## BRIEF
Copy out every line of the records where the string "Nominal" occurs.

## MATERIAL FOR THE TASK
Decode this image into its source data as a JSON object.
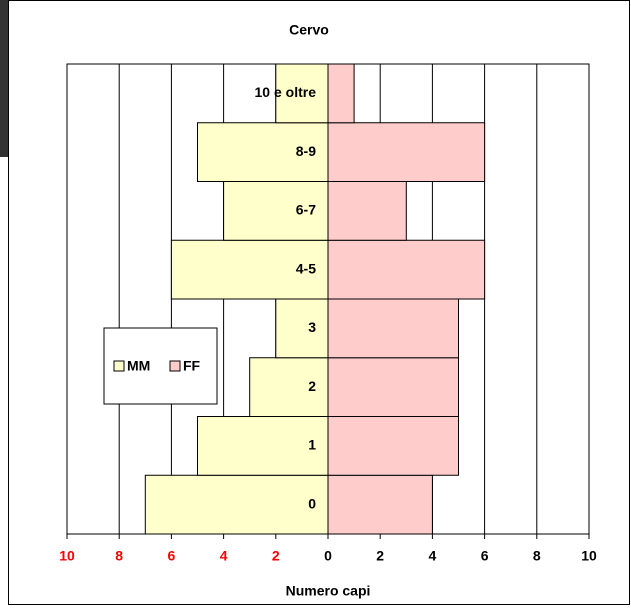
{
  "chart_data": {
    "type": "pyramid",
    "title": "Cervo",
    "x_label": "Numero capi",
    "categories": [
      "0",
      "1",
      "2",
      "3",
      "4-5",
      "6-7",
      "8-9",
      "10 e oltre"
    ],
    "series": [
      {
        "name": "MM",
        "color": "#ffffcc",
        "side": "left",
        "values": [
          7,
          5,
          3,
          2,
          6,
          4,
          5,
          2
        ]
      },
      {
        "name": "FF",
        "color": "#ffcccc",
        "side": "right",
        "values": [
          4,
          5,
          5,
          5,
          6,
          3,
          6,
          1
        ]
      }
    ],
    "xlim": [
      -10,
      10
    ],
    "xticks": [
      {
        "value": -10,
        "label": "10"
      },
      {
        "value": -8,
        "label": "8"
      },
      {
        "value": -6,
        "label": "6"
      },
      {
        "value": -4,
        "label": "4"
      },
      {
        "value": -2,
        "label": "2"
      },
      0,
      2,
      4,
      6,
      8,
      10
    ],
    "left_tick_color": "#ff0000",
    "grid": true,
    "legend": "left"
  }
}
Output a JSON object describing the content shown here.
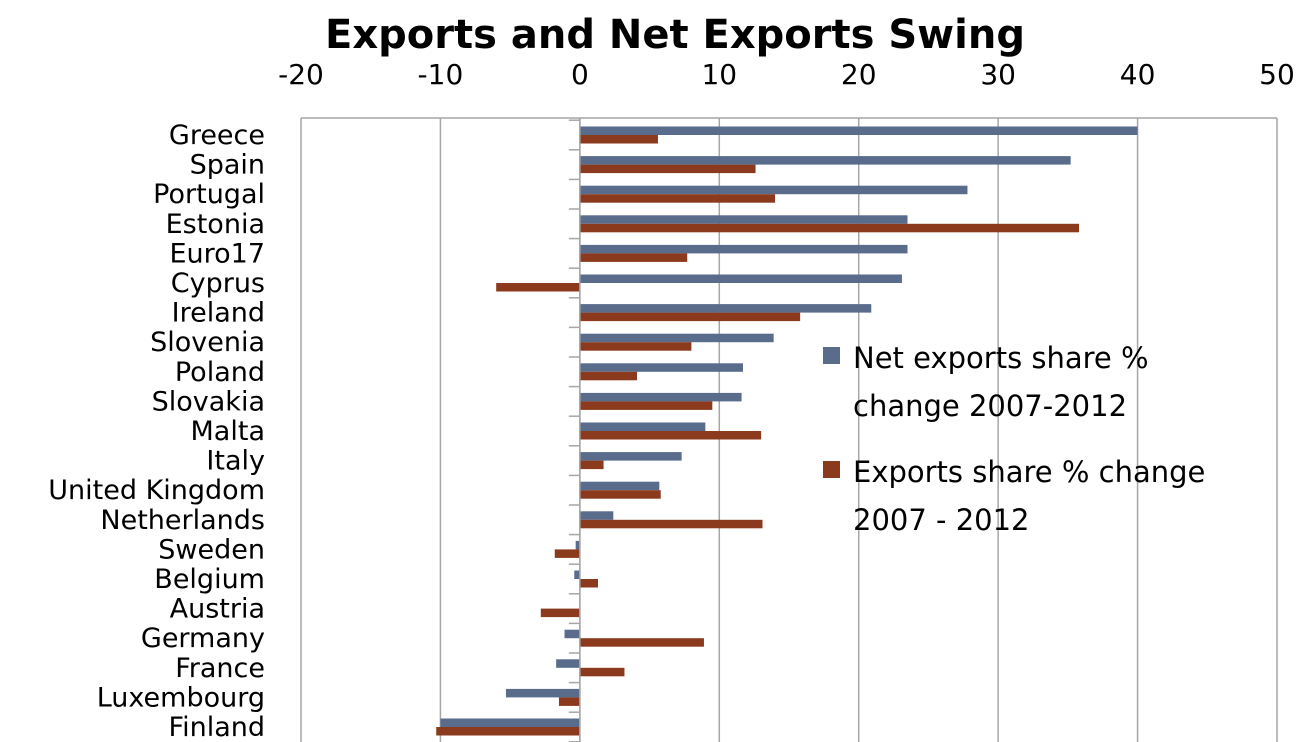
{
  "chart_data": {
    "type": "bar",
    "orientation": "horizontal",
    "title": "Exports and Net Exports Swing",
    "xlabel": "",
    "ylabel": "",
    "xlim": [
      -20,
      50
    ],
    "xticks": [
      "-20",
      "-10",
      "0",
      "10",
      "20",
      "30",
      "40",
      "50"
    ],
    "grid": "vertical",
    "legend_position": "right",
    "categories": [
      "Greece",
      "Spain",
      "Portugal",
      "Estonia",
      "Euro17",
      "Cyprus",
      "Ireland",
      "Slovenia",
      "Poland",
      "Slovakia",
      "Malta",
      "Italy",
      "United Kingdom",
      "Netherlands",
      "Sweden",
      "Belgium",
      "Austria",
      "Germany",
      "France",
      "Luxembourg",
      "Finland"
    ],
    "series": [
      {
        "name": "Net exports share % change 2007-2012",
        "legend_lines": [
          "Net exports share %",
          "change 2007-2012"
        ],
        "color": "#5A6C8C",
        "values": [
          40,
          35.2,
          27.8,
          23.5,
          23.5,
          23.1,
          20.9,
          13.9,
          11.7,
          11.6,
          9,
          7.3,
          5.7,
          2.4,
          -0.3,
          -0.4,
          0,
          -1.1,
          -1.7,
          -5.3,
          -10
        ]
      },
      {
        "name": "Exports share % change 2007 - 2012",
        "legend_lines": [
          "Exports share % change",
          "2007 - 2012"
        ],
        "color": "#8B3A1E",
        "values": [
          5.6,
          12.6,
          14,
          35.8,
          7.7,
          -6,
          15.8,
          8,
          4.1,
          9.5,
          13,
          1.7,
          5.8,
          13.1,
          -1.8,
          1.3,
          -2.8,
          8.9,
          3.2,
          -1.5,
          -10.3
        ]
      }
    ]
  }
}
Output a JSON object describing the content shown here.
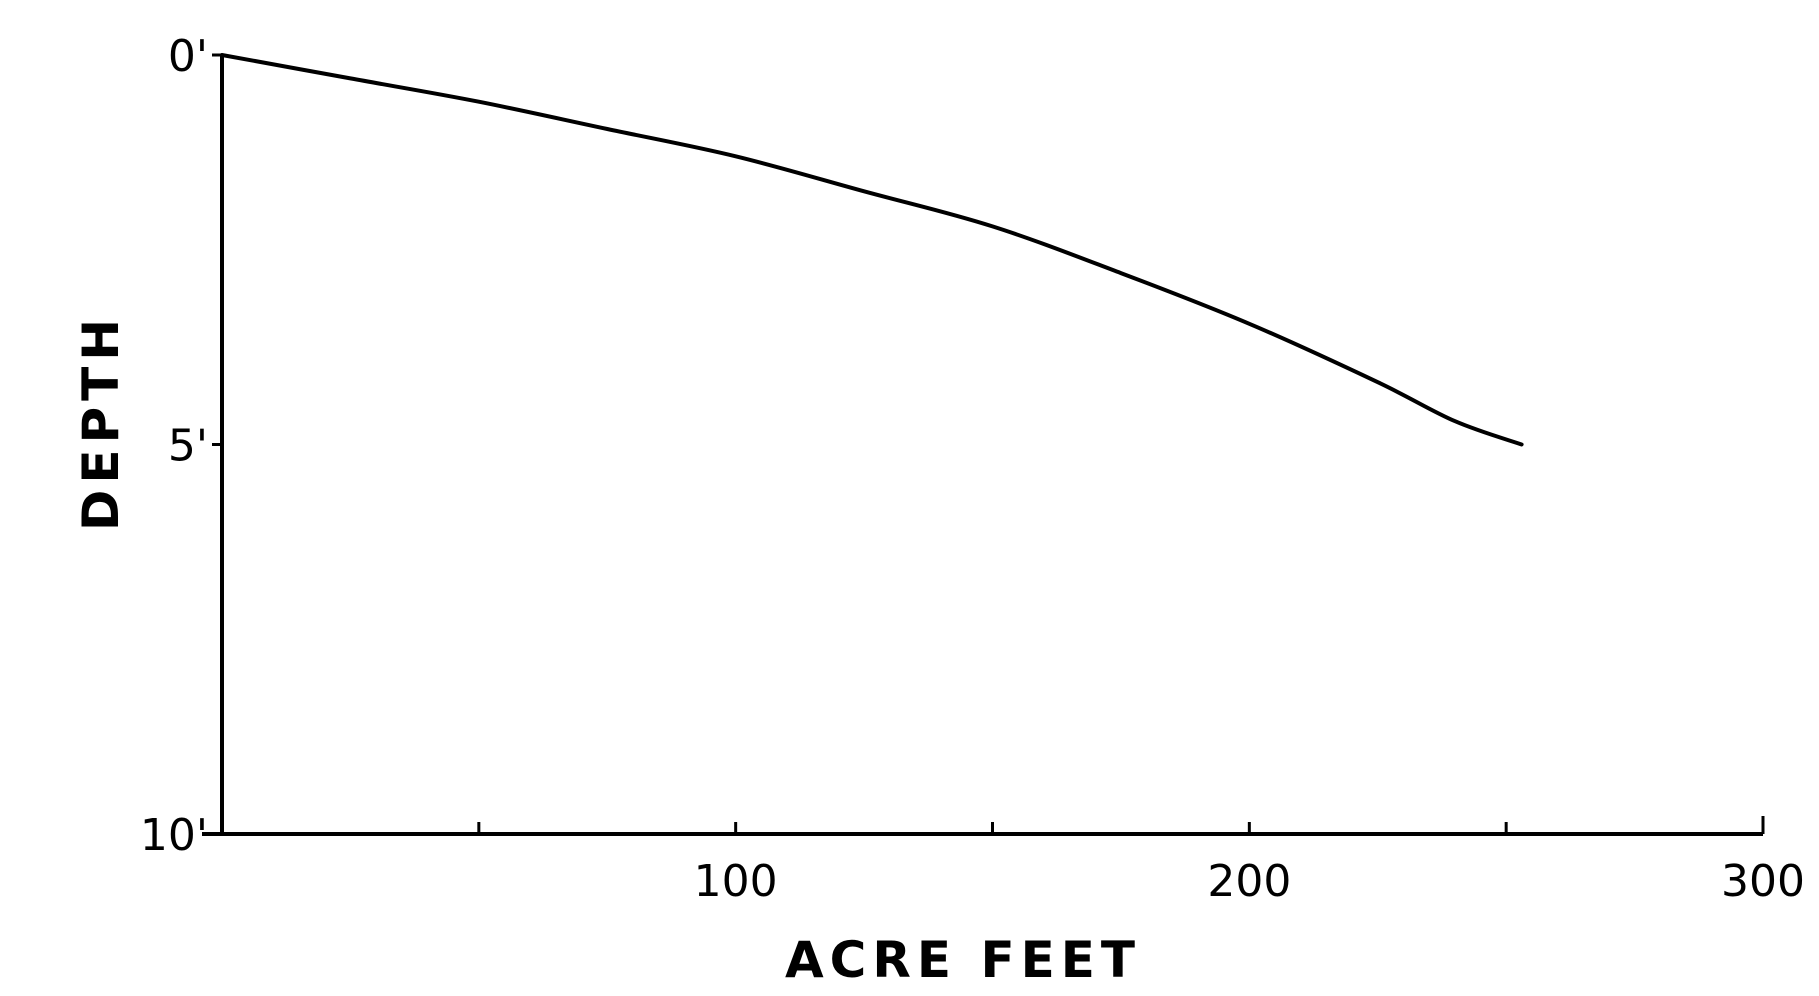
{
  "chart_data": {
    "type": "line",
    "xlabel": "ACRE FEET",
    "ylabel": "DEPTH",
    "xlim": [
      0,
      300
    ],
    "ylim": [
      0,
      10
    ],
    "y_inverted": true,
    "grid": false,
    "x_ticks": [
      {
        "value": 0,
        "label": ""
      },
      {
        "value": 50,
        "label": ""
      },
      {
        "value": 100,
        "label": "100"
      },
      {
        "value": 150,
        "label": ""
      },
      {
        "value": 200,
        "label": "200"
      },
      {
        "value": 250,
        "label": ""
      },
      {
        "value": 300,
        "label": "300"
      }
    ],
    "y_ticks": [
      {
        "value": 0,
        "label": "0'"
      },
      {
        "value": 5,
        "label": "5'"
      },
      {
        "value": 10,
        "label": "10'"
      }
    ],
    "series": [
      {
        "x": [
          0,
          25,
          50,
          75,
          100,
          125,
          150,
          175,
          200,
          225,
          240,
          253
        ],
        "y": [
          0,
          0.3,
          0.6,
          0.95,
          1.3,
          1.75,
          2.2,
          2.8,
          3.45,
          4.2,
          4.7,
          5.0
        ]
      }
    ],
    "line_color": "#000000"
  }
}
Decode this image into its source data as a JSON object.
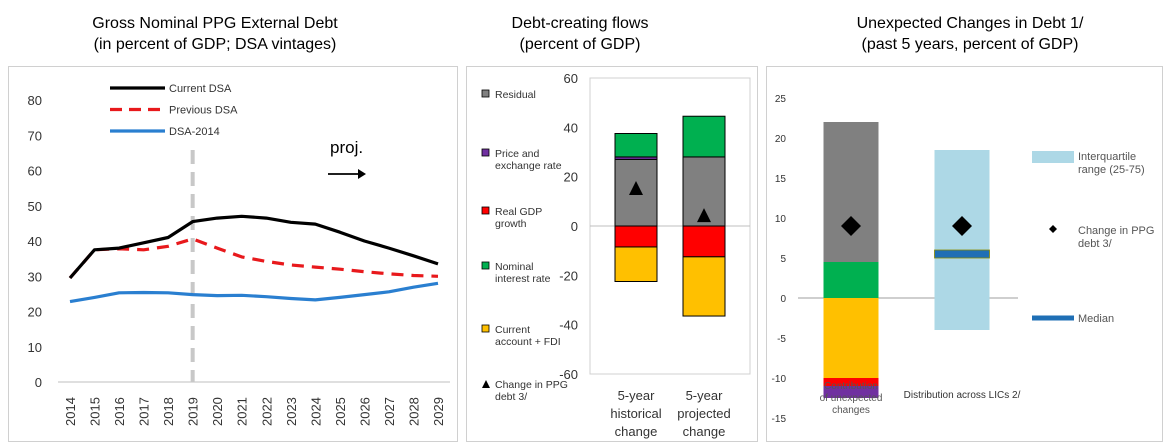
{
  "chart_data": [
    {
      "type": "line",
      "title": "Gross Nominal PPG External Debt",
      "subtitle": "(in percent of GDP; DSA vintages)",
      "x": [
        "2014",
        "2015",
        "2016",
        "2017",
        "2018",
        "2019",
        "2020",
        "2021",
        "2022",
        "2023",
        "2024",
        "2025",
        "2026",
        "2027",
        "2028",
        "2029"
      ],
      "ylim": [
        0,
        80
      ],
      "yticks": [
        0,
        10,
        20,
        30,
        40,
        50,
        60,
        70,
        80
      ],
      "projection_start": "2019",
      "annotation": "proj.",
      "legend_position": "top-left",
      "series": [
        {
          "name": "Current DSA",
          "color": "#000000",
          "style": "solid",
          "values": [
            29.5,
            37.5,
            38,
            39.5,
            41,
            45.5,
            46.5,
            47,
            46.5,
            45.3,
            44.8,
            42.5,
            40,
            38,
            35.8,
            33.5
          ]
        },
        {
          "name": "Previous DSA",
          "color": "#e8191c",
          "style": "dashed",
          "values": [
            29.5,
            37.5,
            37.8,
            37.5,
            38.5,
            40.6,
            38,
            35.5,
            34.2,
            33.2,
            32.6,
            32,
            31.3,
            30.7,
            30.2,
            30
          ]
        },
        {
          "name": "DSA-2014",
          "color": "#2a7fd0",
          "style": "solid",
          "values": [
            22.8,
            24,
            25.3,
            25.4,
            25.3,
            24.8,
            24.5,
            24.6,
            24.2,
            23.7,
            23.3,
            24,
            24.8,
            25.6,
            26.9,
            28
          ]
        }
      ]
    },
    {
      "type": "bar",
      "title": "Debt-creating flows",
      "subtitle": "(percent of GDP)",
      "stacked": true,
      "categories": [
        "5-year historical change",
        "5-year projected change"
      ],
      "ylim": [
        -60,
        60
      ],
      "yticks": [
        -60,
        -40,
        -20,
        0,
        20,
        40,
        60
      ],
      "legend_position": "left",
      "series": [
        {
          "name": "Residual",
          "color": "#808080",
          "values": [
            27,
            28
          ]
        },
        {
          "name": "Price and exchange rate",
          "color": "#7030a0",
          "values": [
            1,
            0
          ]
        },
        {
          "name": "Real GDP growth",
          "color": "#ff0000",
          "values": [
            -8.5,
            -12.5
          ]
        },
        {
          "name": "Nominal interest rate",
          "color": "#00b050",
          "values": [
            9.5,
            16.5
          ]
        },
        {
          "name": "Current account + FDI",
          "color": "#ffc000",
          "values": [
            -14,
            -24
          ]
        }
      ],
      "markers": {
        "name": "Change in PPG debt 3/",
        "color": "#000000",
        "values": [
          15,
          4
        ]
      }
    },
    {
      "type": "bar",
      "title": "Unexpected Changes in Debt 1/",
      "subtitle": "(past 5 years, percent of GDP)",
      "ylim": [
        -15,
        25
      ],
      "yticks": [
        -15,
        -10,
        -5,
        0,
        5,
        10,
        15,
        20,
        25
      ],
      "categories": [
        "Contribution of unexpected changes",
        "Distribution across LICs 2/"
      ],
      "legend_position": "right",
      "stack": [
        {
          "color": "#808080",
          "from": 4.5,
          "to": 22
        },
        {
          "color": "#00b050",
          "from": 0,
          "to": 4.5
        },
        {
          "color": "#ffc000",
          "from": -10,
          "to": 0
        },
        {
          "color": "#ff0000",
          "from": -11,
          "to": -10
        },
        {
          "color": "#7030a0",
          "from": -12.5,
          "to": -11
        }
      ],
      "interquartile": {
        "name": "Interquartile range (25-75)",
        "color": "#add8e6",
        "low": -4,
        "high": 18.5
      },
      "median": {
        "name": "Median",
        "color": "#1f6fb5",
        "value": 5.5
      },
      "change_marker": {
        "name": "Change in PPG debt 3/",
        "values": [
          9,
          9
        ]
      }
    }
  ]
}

## RESPONSE TO THIS EXERCISE
      "title": "Gross Nominal PPG External Debt",
          "name": "Nominal interest rate",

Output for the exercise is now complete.